What is being asked:
Each line of the listing must be transcribed exactly, except for the images, which should be excluded.
— begin Given records —
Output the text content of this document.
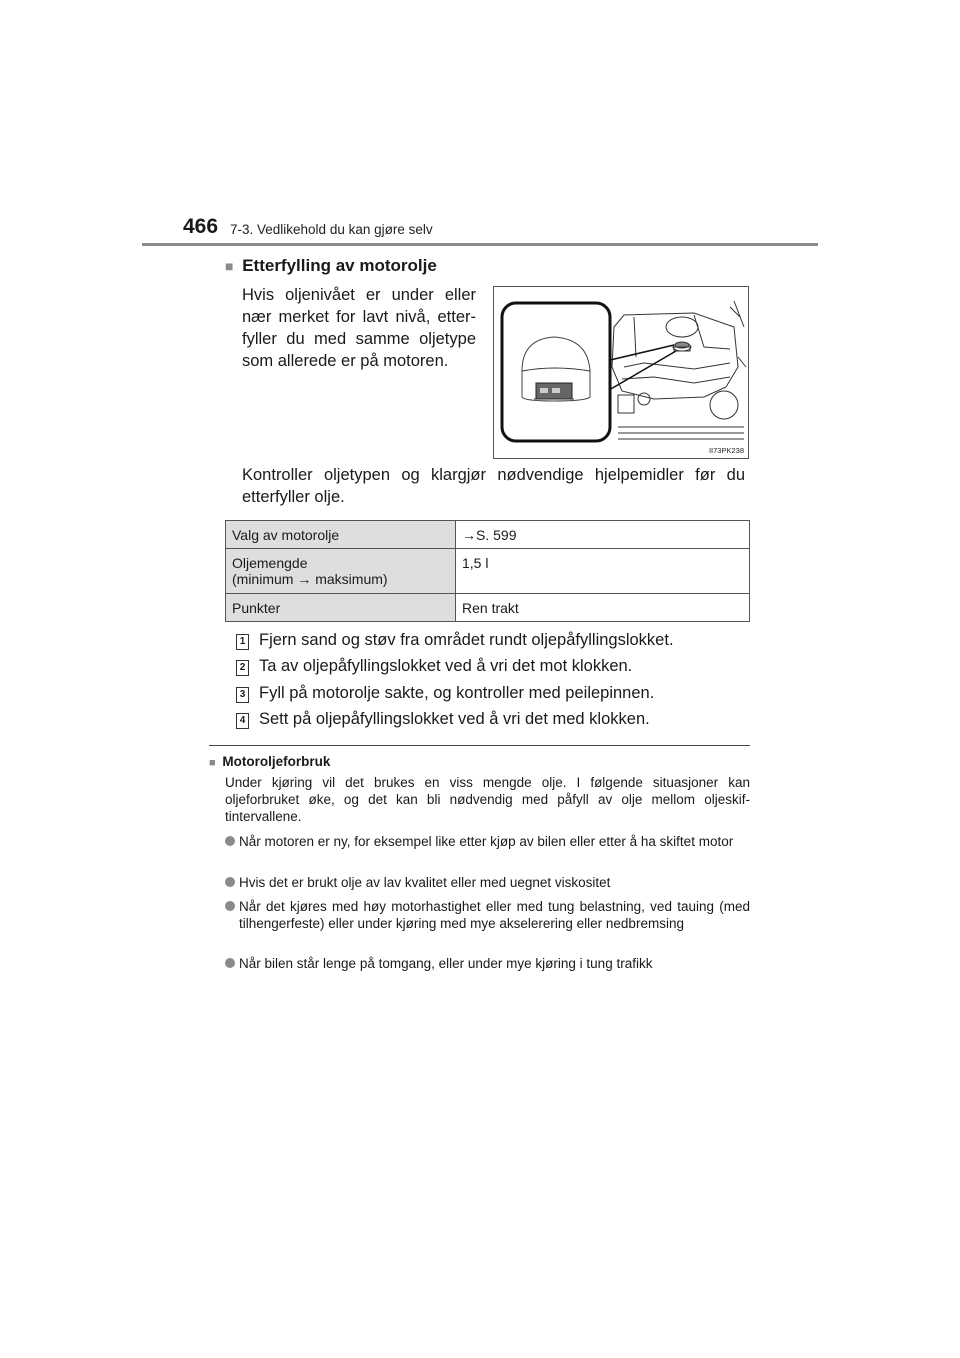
466 7-3. Vedlikehold du kan gjøre selv
■ Etterfylling av motorolje
Hvis oljenivået er under eller nær merket for lavt nivå, etterfyller du med samme oljetype som allerede er på motoren.
II73PK238
Kontroller oljetypen og klargjør nødvendige hjelpemidler før du etterfyller olje.
Valg av motorolje	→S. 599
Oljemengde
(minimum → maksimum)	1,5 l
Punkter	Ren trakt
1 Fjern sand og støv fra området rundt oljepåfyllingslokket.
2 Ta av oljepåfyllingslokket ved å vri det mot klokken.
3 Fyll på motorolje sakte, og kontroller med peilepinnen.
4 Sett på oljepåfyllingslokket ved å vri det med klokken.
■ Motoroljeforbruk
Under kjøring vil det brukes en viss mengde olje. I følgende situasjoner kan oljeforbruket øke, og det kan bli nødvendig med påfyll av olje mellom oljeskiftintervallene.
Når motoren er ny, for eksempel like etter kjøp av bilen eller etter å ha skiftet motor
Hvis det er brukt olje av lav kvalitet eller med uegnet viskositet
Når det kjøres med høy motorhastighet eller med tung belastning, ved tauing (med tilhengerfeste) eller under kjøring med mye akselerering eller nedbremsing
Når bilen står lenge på tomgang, eller under mye kjøring i tung trafikk
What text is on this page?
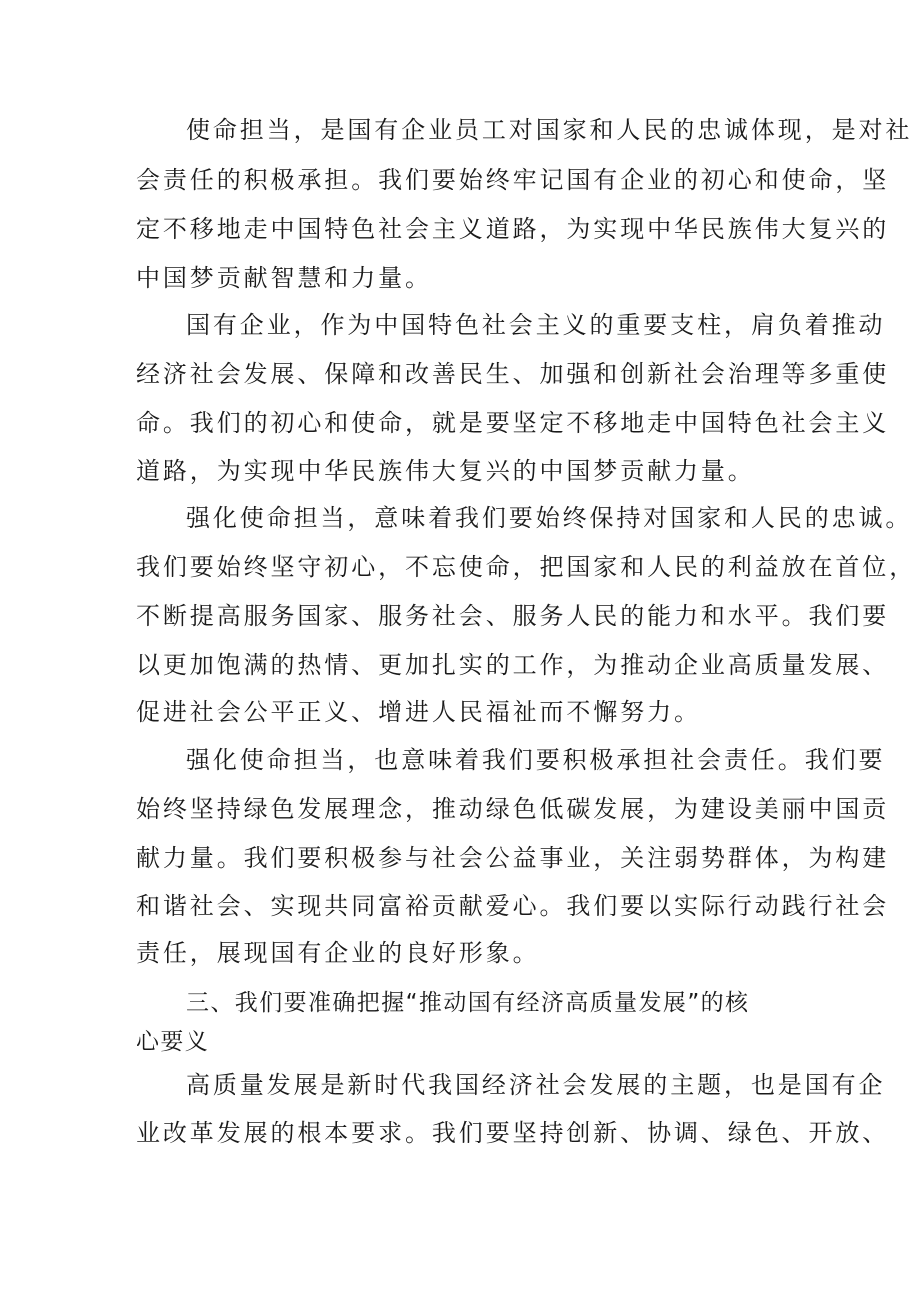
使命担当，是国有企业员工对国家和人民的忠诚体现，是对社
会责任的积极承担。我们要始终牢记国有企业的初心和使命，坚
定不移地走中国特色社会主义道路，为实现中华民族伟大复兴的
中国梦贡献智慧和力量。
国有企业，作为中国特色社会主义的重要支柱，肩负着推动
经济社会发展、保障和改善民生、加强和创新社会治理等多重使
命。我们的初心和使命，就是要坚定不移地走中国特色社会主义
道路，为实现中华民族伟大复兴的中国梦贡献力量。
强化使命担当，意味着我们要始终保持对国家和人民的忠诚。
我们要始终坚守初心，不忘使命，把国家和人民的利益放在首位，
不断提高服务国家、服务社会、服务人民的能力和水平。我们要
以更加饱满的热情、更加扎实的工作，为推动企业高质量发展、
促进社会公平正义、增进人民福祉而不懈努力。
强化使命担当，也意味着我们要积极承担社会责任。我们要
始终坚持绿色发展理念，推动绿色低碳发展，为建设美丽中国贡
献力量。我们要积极参与社会公益事业，关注弱势群体，为构建
和谐社会、实现共同富裕贡献爱心。我们要以实际行动践行社会
责任，展现国有企业的良好形象。
三、我们要准确把握“推动国有经济高质量发展”的核
心要义
高质量发展是新时代我国经济社会发展的主题，也是国有企
业改革发展的根本要求。我们要坚持创新、协调、绿色、开放、
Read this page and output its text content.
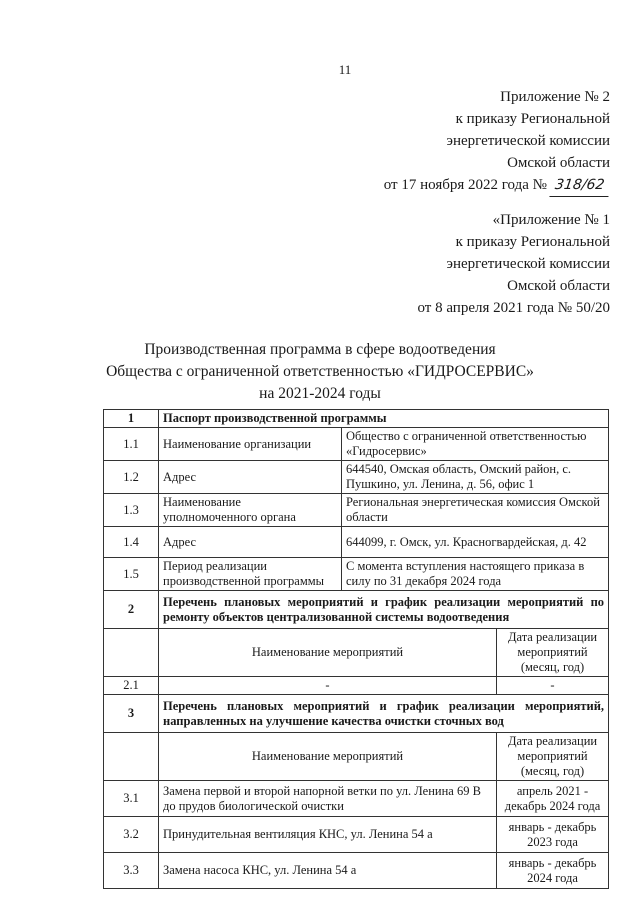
11
Приложение № 2
к приказу Региональной
энергетической комиссии
Омской области
от 17 ноября 2022 года № 318/62
«Приложение № 1
к приказу Региональной
энергетической комиссии
Омской области
от 8 апреля 2021 года № 50/20
Производственная программа в сфере водоотведения
Общества с ограниченной ответственностью «ГИДРОСЕРВИС»
на 2021-2024 годы
1	Паспорт производственной программы		
1.1	Наименование организации	Общество с ограниченной ответственностью «Гидросервис»	
1.2	Адрес	644540, Омская область, Омский район, с. Пушкино, ул. Ленина, д. 56, офис 1	
1.3	Наименование уполномоченного органа	Региональная энергетическая комиссия Омской области	
1.4	Адрес	644099, г. Омск, ул. Красногвардейская, д. 42	
1.5	Период реализации производственной программы	С момента вступления настоящего приказа в силу по 31 декабря 2024 года	
2	Перечень плановых мероприятий и график реализации мероприятий по ремонту объектов централизованной системы водоотведения		
	Наименование мероприятий		Дата реализации мероприятий (месяц, год)
2.1	-		-
3	Перечень плановых мероприятий и график реализации мероприятий, направленных на улучшение качества очистки сточных вод		
	Наименование мероприятий		Дата реализации мероприятий (месяц, год)
3.1	Замена первой и второй напорной ветки по ул. Ленина 69 В до прудов биологической очистки		апрель 2021 - декабрь 2024 года
3.2	Принудительная вентиляция КНС, ул. Ленина 54 а		январь - декабрь 2023 года
3.3	Замена насоса КНС, ул. Ленина 54 а		январь - декабрь 2024 года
— end Given records —
Result of the task:
Output the text content of this document.
466 7-3. Vedlikehold du kan gjøre selv
■ Etterfylling av motorolje
Hvis oljenivået er under eller nær merket for lavt nivå, etterfyller du med samme oljetype som allerede er på motoren.
II73PK238
Kontroller oljetypen og klargjør nødvendige hjelpemidler før du etterfyller olje.
Valg av motorolje	→S. 599
Oljemengde
(minimum → maksimum)	1,5 l
Punkter	Ren trakt
1 Fjern sand og støv fra området rundt oljepåfyllingslokket.
2 Ta av oljepåfyllingslokket ved å vri det mot klokken.
3 Fyll på motorolje sakte, og kontroller med peilepinnen.
4 Sett på oljepåfyllingslokket ved å vri det med klokken.
■ Motoroljeforbruk
Under kjøring vil det brukes en viss mengde olje. I følgende situasjoner kan oljeforbruket øke, og det kan bli nødvendig med påfyll av olje mellom oljeskiftintervallene.
Når motoren er ny, for eksempel like etter kjøp av bilen eller etter å ha skiftet motor
Hvis det er brukt olje av lav kvalitet eller med uegnet viskositet
Når det kjøres med høy motorhastighet eller med tung belastning, ved tauing (med tilhengerfeste) eller under kjøring med mye akselerering eller nedbremsing
Når bilen står lenge på tomgang, eller under mye kjøring i tung trafikk
What text is on this page?
使命担当，是国有企业员工对国家和人民的忠诚体现，是对社
会责任的积极承担。我们要始终牢记国有企业的初心和使命，坚
定不移地走中国特色社会主义道路，为实现中华民族伟大复兴的
中国梦贡献智慧和力量。
国有企业，作为中国特色社会主义的重要支柱，肩负着推动
经济社会发展、保障和改善民生、加强和创新社会治理等多重使
命。我们的初心和使命，就是要坚定不移地走中国特色社会主义
道路，为实现中华民族伟大复兴的中国梦贡献力量。
强化使命担当，意味着我们要始终保持对国家和人民的忠诚。
我们要始终坚守初心，不忘使命，把国家和人民的利益放在首位，
不断提高服务国家、服务社会、服务人民的能力和水平。我们要
以更加饱满的热情、更加扎实的工作，为推动企业高质量发展、
促进社会公平正义、增进人民福祉而不懈努力。
强化使命担当，也意味着我们要积极承担社会责任。我们要
始终坚持绿色发展理念，推动绿色低碳发展，为建设美丽中国贡
献力量。我们要积极参与社会公益事业，关注弱势群体，为构建
和谐社会、实现共同富裕贡献爱心。我们要以实际行动践行社会
责任，展现国有企业的良好形象。
三、我们要准确把握“推动国有经济高质量发展”的核
心要义
高质量发展是新时代我国经济社会发展的主题，也是国有企
业改革发展的根本要求。我们要坚持创新、协调、绿色、开放、
Read this page and output its text content.
11
Приложение № 2
к приказу Региональной
энергетической комиссии
Омской области
от 17 ноября 2022 года № 318/62
«Приложение № 1
к приказу Региональной
энергетической комиссии
Омской области
от 8 апреля 2021 года № 50/20
Производственная программа в сфере водоотведения
Общества с ограниченной ответственностью «ГИДРОСЕРВИС»
на 2021-2024 годы
1	Паспорт производственной программы		
1.1	Наименование организации	Общество с ограниченной ответственностью «Гидросервис»	
1.2	Адрес	644540, Омская область, Омский район, с. Пушкино, ул. Ленина, д. 56, офис 1	
1.3	Наименование уполномоченного органа	Региональная энергетическая комиссия Омской области	
1.4	Адрес	644099, г. Омск, ул. Красногвардейская, д. 42	
1.5	Период реализации производственной программы	С момента вступления настоящего приказа в силу по 31 декабря 2024 года	
2	Перечень плановых мероприятий и график реализации мероприятий по ремонту объектов централизованной системы водоотведения		
	Наименование мероприятий		Дата реализации мероприятий (месяц, год)
2.1	-		-
3	Перечень плановых мероприятий и график реализации мероприятий, направленных на улучшение качества очистки сточных вод		
	Наименование мероприятий		Дата реализации мероприятий (месяц, год)
3.1	Замена первой и второй напорной ветки по ул. Ленина 69 В до прудов биологической очистки		апрель 2021 - декабрь 2024 года
3.2	Принудительная вентиляция КНС, ул. Ленина 54 а		январь - декабрь 2023 года
3.3	Замена насоса КНС, ул. Ленина 54 а		январь - декабрь 2024 года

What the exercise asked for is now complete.